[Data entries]
==============================

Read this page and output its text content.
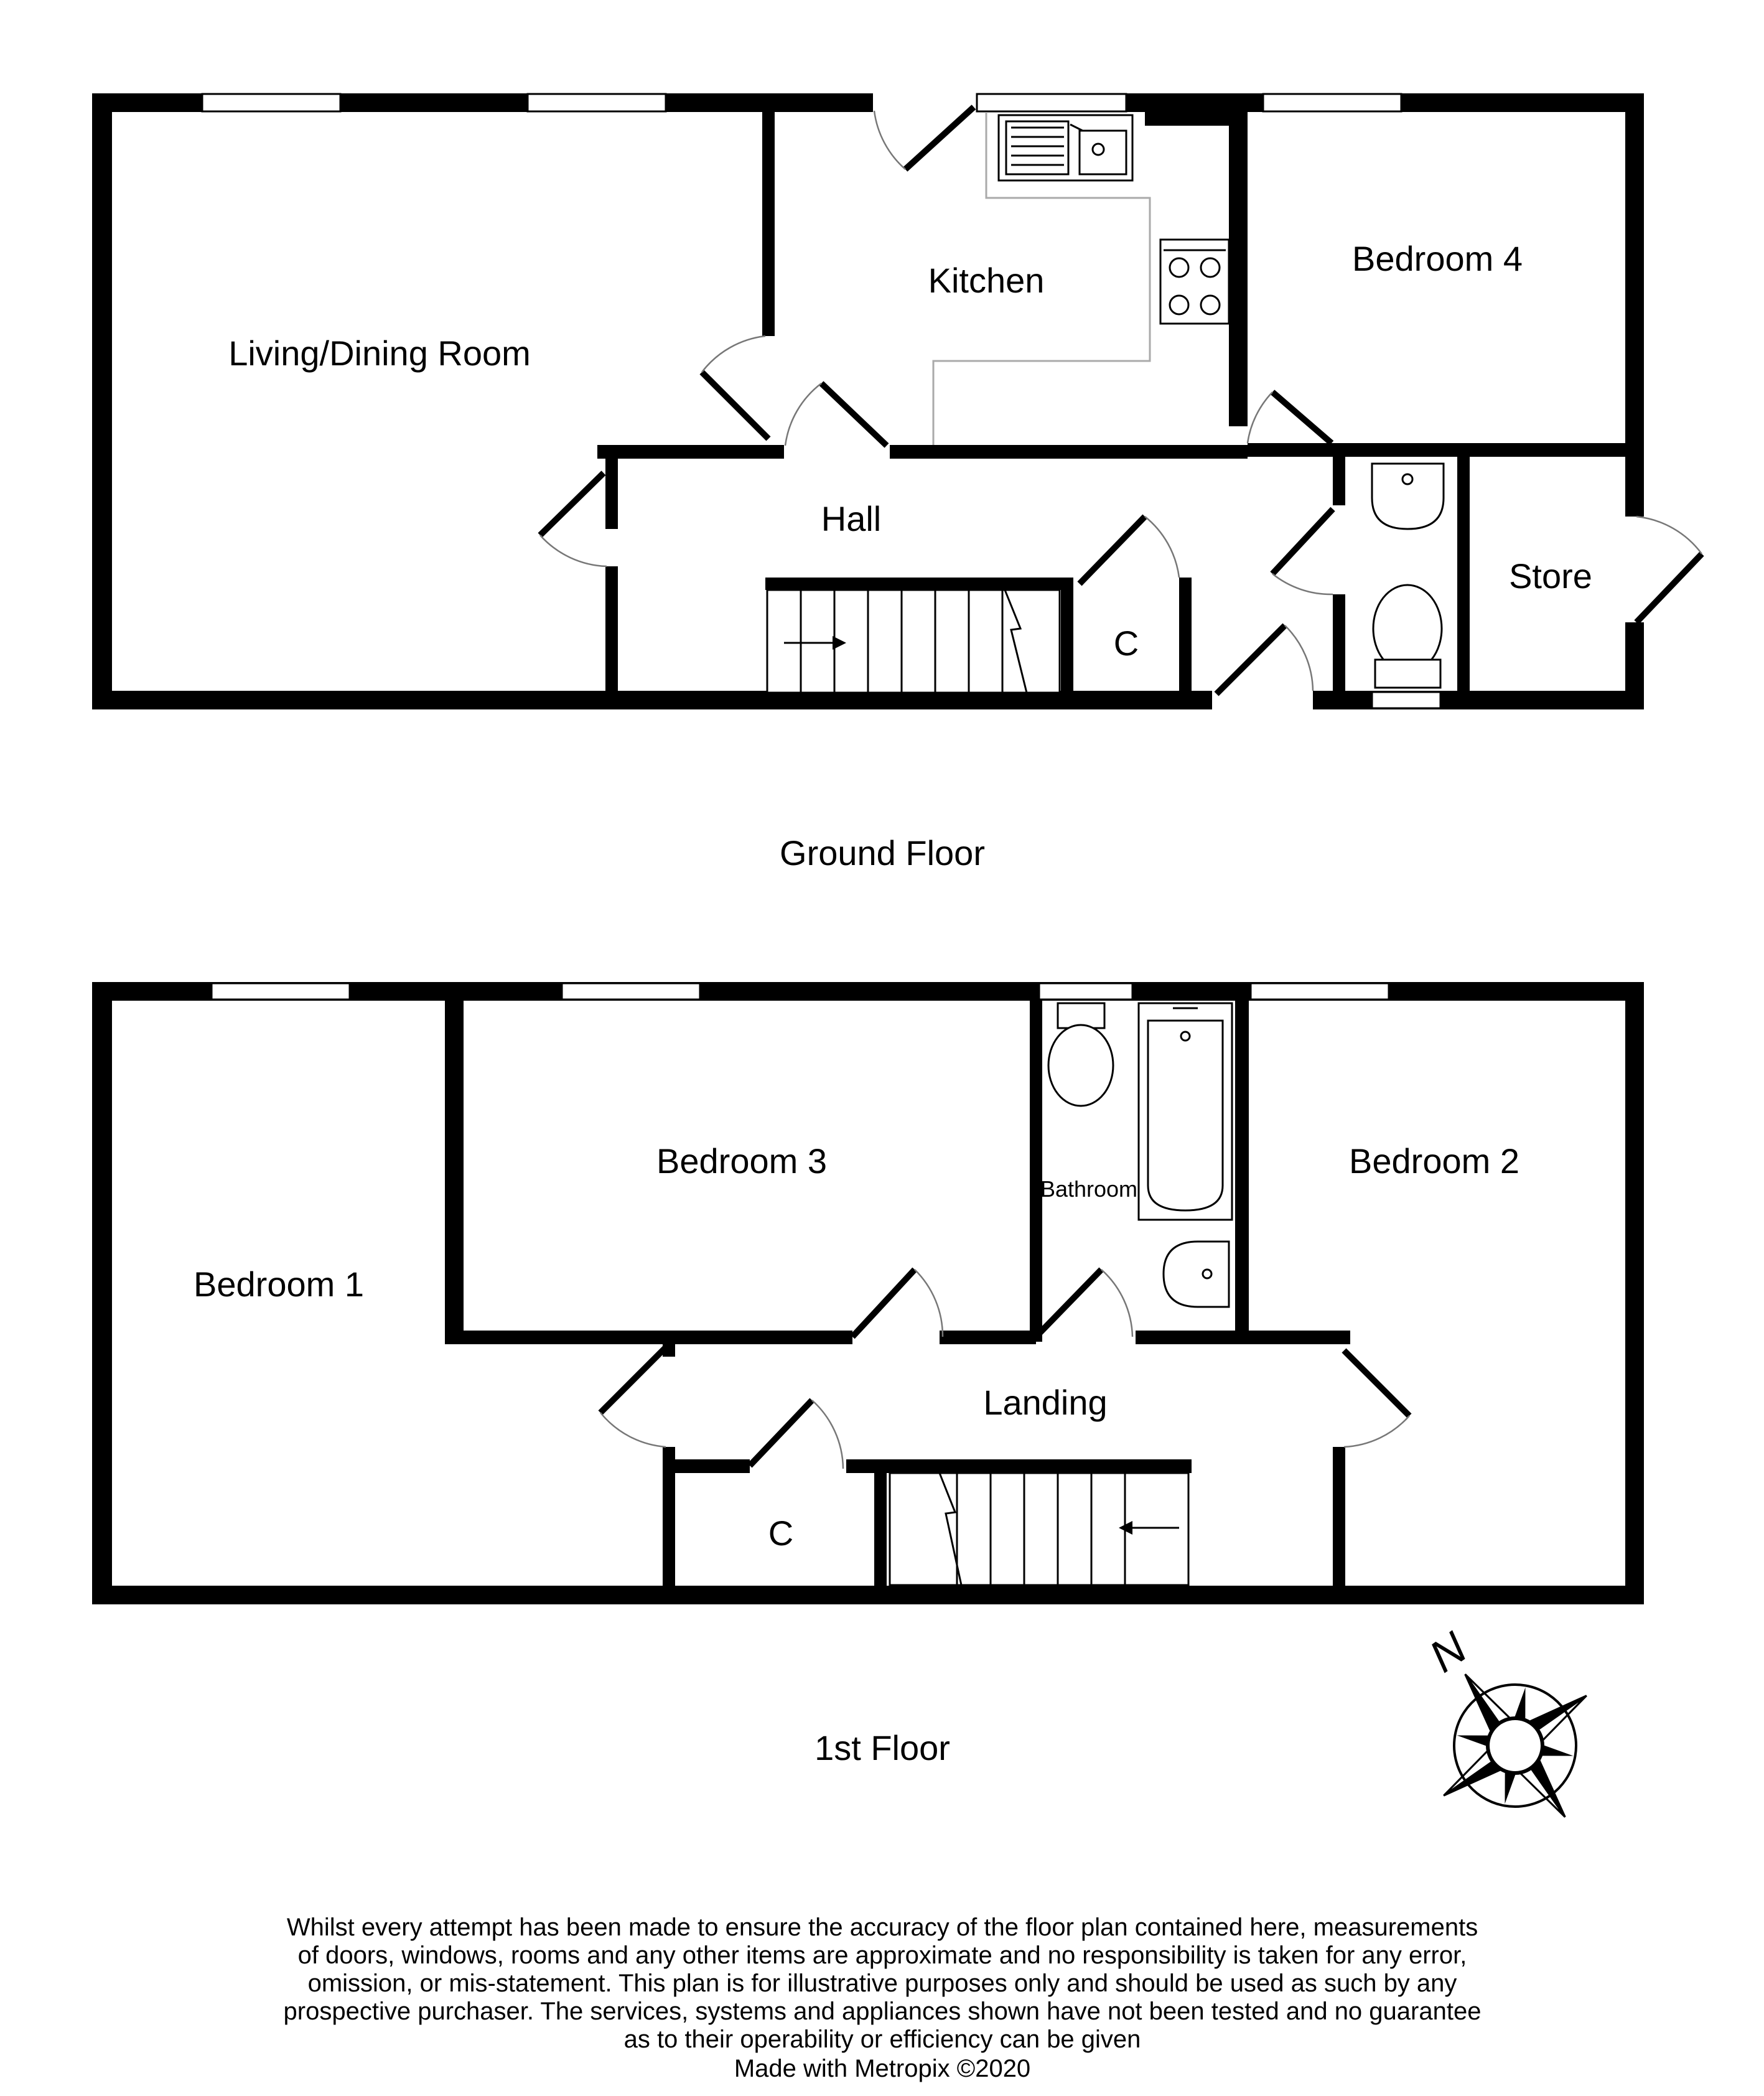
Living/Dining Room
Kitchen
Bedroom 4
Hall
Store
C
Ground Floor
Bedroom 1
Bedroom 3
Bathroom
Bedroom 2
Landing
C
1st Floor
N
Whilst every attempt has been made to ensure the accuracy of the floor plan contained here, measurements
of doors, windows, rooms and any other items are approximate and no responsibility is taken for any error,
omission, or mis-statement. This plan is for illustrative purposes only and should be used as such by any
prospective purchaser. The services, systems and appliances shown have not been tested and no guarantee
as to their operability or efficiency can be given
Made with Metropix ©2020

==============================

Work to be completed: Every record above should come back exactly, but without its pictures.

Response below:
Read this page and output its text content.
Living/Dining Room
Kitchen
Bedroom 4
Hall
Store
C
Ground Floor
Bedroom 1
Bedroom 3
Bathroom
Bedroom 2
Landing
C
1st Floor
N
Whilst every attempt has been made to ensure the accuracy of the floor plan contained here, measurements
of doors, windows, rooms and any other items are approximate and no responsibility is taken for any error,
omission, or mis-statement. This plan is for illustrative purposes only and should be used as such by any
prospective purchaser. The services, systems and appliances shown have not been tested and no guarantee
as to their operability or efficiency can be given
Made with Metropix ©2020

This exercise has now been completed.